WORK TO COMPLETE:
Copy the data below exactly.

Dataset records

________________

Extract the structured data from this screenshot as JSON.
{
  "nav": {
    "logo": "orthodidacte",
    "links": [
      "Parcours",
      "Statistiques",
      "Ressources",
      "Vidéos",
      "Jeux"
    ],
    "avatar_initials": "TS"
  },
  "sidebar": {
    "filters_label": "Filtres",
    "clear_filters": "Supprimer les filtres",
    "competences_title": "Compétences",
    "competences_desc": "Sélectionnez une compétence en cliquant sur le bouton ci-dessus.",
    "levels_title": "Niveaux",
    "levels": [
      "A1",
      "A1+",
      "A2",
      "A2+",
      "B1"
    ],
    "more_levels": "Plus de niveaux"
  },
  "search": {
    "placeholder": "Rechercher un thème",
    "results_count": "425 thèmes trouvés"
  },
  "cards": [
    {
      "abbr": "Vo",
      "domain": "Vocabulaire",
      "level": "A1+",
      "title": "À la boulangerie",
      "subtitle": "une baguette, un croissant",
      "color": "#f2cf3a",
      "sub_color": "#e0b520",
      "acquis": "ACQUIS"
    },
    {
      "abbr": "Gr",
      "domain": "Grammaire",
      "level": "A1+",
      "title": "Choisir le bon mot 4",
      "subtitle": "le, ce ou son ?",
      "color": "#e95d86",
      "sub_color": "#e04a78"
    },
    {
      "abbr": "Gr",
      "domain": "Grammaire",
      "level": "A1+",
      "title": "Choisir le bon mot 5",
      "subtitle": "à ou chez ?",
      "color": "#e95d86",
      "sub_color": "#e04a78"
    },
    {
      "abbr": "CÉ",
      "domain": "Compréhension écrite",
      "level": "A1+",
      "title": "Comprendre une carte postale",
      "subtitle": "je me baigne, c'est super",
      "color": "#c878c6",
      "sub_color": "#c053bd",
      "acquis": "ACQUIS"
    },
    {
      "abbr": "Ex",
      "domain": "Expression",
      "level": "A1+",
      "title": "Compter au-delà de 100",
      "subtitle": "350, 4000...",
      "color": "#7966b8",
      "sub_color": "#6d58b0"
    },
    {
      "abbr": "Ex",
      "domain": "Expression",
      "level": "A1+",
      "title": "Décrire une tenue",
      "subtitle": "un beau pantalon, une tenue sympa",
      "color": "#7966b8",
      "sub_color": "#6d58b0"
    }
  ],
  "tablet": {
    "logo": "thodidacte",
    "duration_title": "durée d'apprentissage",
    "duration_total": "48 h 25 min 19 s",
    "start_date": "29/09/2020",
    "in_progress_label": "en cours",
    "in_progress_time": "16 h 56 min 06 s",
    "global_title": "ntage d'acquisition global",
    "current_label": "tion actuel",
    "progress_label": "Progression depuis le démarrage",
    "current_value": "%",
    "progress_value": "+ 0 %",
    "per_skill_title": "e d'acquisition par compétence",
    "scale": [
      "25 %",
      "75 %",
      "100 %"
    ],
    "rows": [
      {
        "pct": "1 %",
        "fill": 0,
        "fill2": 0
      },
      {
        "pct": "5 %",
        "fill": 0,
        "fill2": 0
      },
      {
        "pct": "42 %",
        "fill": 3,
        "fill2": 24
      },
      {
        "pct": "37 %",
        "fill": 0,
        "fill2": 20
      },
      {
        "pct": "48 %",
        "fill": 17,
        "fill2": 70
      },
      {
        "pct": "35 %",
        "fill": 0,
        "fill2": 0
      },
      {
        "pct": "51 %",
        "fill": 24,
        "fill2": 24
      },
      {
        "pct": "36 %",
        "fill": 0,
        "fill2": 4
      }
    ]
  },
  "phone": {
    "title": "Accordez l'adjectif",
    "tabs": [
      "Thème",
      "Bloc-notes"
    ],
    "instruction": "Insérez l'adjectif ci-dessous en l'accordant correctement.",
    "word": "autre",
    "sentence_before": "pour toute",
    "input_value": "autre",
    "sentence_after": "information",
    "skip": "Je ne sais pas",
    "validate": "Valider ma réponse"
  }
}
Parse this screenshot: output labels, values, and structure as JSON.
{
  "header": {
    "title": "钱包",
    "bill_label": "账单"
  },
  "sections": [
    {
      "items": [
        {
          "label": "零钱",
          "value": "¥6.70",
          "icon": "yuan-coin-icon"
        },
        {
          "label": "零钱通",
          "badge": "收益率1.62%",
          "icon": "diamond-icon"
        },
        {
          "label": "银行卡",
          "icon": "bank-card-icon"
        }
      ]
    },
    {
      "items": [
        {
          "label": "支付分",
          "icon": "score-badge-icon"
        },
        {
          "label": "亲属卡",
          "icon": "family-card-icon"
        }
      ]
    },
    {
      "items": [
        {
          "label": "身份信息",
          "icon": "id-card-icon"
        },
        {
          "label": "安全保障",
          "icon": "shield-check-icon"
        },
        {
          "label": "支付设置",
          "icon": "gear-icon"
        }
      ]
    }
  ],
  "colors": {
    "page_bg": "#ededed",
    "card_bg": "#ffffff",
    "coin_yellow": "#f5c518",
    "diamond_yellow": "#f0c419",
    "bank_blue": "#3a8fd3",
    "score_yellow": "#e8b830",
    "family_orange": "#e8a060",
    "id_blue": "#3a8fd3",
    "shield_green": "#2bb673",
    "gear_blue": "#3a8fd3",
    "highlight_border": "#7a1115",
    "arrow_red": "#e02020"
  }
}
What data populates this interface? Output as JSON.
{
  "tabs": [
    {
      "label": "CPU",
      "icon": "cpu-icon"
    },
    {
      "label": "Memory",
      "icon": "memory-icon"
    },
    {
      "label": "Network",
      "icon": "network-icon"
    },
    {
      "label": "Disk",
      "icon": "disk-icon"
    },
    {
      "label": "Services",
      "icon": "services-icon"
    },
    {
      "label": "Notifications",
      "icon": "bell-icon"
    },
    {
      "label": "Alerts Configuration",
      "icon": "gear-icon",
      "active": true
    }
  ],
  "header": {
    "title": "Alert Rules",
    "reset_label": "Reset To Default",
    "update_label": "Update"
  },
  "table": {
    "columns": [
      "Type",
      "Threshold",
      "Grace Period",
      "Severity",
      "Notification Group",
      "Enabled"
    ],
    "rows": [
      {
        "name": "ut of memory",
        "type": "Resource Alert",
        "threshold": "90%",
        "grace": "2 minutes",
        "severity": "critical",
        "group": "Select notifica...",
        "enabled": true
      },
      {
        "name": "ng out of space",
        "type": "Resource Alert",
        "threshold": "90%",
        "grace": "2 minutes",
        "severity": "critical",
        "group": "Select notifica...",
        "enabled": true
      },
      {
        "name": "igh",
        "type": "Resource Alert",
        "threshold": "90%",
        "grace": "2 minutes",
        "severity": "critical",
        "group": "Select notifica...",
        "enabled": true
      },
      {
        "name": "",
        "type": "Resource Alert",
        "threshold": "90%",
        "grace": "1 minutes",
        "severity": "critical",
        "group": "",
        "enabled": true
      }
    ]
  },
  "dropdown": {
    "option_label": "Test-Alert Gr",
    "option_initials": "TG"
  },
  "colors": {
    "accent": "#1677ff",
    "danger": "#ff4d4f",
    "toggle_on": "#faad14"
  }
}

________________

THE REPLY:
Extract the structured data from this screenshot as JSON.
{
  "nav": {
    "logo": "orthodidacte",
    "links": [
      "Parcours",
      "Statistiques",
      "Ressources",
      "Vidéos",
      "Jeux"
    ],
    "avatar_initials": "TS"
  },
  "sidebar": {
    "filters_label": "Filtres",
    "clear_filters": "Supprimer les filtres",
    "competences_title": "Compétences",
    "competences_desc": "Sélectionnez une compétence en cliquant sur le bouton ci-dessus.",
    "levels_title": "Niveaux",
    "levels": [
      "A1",
      "A1+",
      "A2",
      "A2+",
      "B1"
    ],
    "more_levels": "Plus de niveaux"
  },
  "search": {
    "placeholder": "Rechercher un thème",
    "results_count": "425 thèmes trouvés"
  },
  "cards": [
    {
      "abbr": "Vo",
      "domain": "Vocabulaire",
      "level": "A1+",
      "title": "À la boulangerie",
      "subtitle": "une baguette, un croissant",
      "color": "#f2cf3a",
      "sub_color": "#e0b520",
      "acquis": "ACQUIS"
    },
    {
      "abbr": "Gr",
      "domain": "Grammaire",
      "level": "A1+",
      "title": "Choisir le bon mot 4",
      "subtitle": "le, ce ou son ?",
      "color": "#e95d86",
      "sub_color": "#e04a78"
    },
    {
      "abbr": "Gr",
      "domain": "Grammaire",
      "level": "A1+",
      "title": "Choisir le bon mot 5",
      "subtitle": "à ou chez ?",
      "color": "#e95d86",
      "sub_color": "#e04a78"
    },
    {
      "abbr": "CÉ",
      "domain": "Compréhension écrite",
      "level": "A1+",
      "title": "Comprendre une carte postale",
      "subtitle": "je me baigne, c'est super",
      "color": "#c878c6",
      "sub_color": "#c053bd",
      "acquis": "ACQUIS"
    },
    {
      "abbr": "Ex",
      "domain": "Expression",
      "level": "A1+",
      "title": "Compter au-delà de 100",
      "subtitle": "350, 4000...",
      "color": "#7966b8",
      "sub_color": "#6d58b0"
    },
    {
      "abbr": "Ex",
      "domain": "Expression",
      "level": "A1+",
      "title": "Décrire une tenue",
      "subtitle": "un beau pantalon, une tenue sympa",
      "color": "#7966b8",
      "sub_color": "#6d58b0"
    }
  ],
  "tablet": {
    "logo": "thodidacte",
    "duration_title": "durée d'apprentissage",
    "duration_total": "48 h 25 min 19 s",
    "start_date": "29/09/2020",
    "in_progress_label": "en cours",
    "in_progress_time": "16 h 56 min 06 s",
    "global_title": "ntage d'acquisition global",
    "current_label": "tion actuel",
    "progress_label": "Progression depuis le démarrage",
    "current_value": "%",
    "progress_value": "+ 0 %",
    "per_skill_title": "e d'acquisition par compétence",
    "scale": [
      "25 %",
      "75 %",
      "100 %"
    ],
    "rows": [
      {
        "pct": "1 %",
        "fill": 0,
        "fill2": 0
      },
      {
        "pct": "5 %",
        "fill": 0,
        "fill2": 0
      },
      {
        "pct": "42 %",
        "fill": 3,
        "fill2": 24
      },
      {
        "pct": "37 %",
        "fill": 0,
        "fill2": 20
      },
      {
        "pct": "48 %",
        "fill": 17,
        "fill2": 70
      },
      {
        "pct": "35 %",
        "fill": 0,
        "fill2": 0
      },
      {
        "pct": "51 %",
        "fill": 24,
        "fill2": 24
      },
      {
        "pct": "36 %",
        "fill": 0,
        "fill2": 4
      }
    ]
  },
  "phone": {
    "title": "Accordez l'adjectif",
    "tabs": [
      "Thème",
      "Bloc-notes"
    ],
    "instruction": "Insérez l'adjectif ci-dessous en l'accordant correctement.",
    "word": "autre",
    "sentence_before": "pour toute",
    "input_value": "autre",
    "sentence_after": "information",
    "skip": "Je ne sais pas",
    "validate": "Valider ma réponse"
  }
}
Parse this screenshot: output labels, values, and structure as JSON.
{
  "header": {
    "title": "钱包",
    "bill_label": "账单"
  },
  "sections": [
    {
      "items": [
        {
          "label": "零钱",
          "value": "¥6.70",
          "icon": "yuan-coin-icon"
        },
        {
          "label": "零钱通",
          "badge": "收益率1.62%",
          "icon": "diamond-icon"
        },
        {
          "label": "银行卡",
          "icon": "bank-card-icon"
        }
      ]
    },
    {
      "items": [
        {
          "label": "支付分",
          "icon": "score-badge-icon"
        },
        {
          "label": "亲属卡",
          "icon": "family-card-icon"
        }
      ]
    },
    {
      "items": [
        {
          "label": "身份信息",
          "icon": "id-card-icon"
        },
        {
          "label": "安全保障",
          "icon": "shield-check-icon"
        },
        {
          "label": "支付设置",
          "icon": "gear-icon"
        }
      ]
    }
  ],
  "colors": {
    "page_bg": "#ededed",
    "card_bg": "#ffffff",
    "coin_yellow": "#f5c518",
    "diamond_yellow": "#f0c419",
    "bank_blue": "#3a8fd3",
    "score_yellow": "#e8b830",
    "family_orange": "#e8a060",
    "id_blue": "#3a8fd3",
    "shield_green": "#2bb673",
    "gear_blue": "#3a8fd3",
    "highlight_border": "#7a1115",
    "arrow_red": "#e02020"
  }
}
What data populates this interface? Output as JSON.
{
  "tabs": [
    {
      "label": "CPU",
      "icon": "cpu-icon"
    },
    {
      "label": "Memory",
      "icon": "memory-icon"
    },
    {
      "label": "Network",
      "icon": "network-icon"
    },
    {
      "label": "Disk",
      "icon": "disk-icon"
    },
    {
      "label": "Services",
      "icon": "services-icon"
    },
    {
      "label": "Notifications",
      "icon": "bell-icon"
    },
    {
      "label": "Alerts Configuration",
      "icon": "gear-icon",
      "active": true
    }
  ],
  "header": {
    "title": "Alert Rules",
    "reset_label": "Reset To Default",
    "update_label": "Update"
  },
  "table": {
    "columns": [
      "Type",
      "Threshold",
      "Grace Period",
      "Severity",
      "Notification Group",
      "Enabled"
    ],
    "rows": [
      {
        "name": "ut of memory",
        "type": "Resource Alert",
        "threshold": "90%",
        "grace": "2 minutes",
        "severity": "critical",
        "group": "Select notifica...",
        "enabled": true
      },
      {
        "name": "ng out of space",
        "type": "Resource Alert",
        "threshold": "90%",
        "grace": "2 minutes",
        "severity": "critical",
        "group": "Select notifica...",
        "enabled": true
      },
      {
        "name": "igh",
        "type": "Resource Alert",
        "threshold": "90%",
        "grace": "2 minutes",
        "severity": "critical",
        "group": "Select notifica...",
        "enabled": true
      },
      {
        "name": "",
        "type": "Resource Alert",
        "threshold": "90%",
        "grace": "1 minutes",
        "severity": "critical",
        "group": "",
        "enabled": true
      }
    ]
  },
  "dropdown": {
    "option_label": "Test-Alert Gr",
    "option_initials": "TG"
  },
  "colors": {
    "accent": "#1677ff",
    "danger": "#ff4d4f",
    "toggle_on": "#faad14"
  }
}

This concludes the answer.